***** Items *****
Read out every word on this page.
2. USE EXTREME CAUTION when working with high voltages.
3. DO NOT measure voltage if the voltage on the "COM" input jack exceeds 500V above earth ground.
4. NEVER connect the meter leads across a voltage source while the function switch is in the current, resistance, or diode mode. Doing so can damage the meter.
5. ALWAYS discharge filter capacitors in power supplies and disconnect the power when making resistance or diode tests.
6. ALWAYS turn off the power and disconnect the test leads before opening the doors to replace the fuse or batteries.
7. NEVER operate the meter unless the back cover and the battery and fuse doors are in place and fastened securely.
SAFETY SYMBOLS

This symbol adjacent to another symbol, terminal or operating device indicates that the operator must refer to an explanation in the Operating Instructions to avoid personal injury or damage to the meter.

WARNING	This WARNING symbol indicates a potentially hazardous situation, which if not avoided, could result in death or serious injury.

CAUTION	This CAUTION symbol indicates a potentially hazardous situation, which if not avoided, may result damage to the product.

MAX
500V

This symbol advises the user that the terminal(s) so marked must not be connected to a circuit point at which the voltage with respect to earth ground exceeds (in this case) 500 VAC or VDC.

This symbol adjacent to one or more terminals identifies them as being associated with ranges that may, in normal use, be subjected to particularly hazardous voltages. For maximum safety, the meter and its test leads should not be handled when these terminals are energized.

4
*****
Gather up the lines that contain the word "injury".

▸ **Correct output**
This symbol adjacent to another symbol, terminal or operating device indicates that the operator must refer to an explanation in the Operating Instructions to avoid personal injury or damage to the meter.
WARNING	This WARNING symbol indicates a potentially hazardous situation, which if not avoided, could result in death or serious injury.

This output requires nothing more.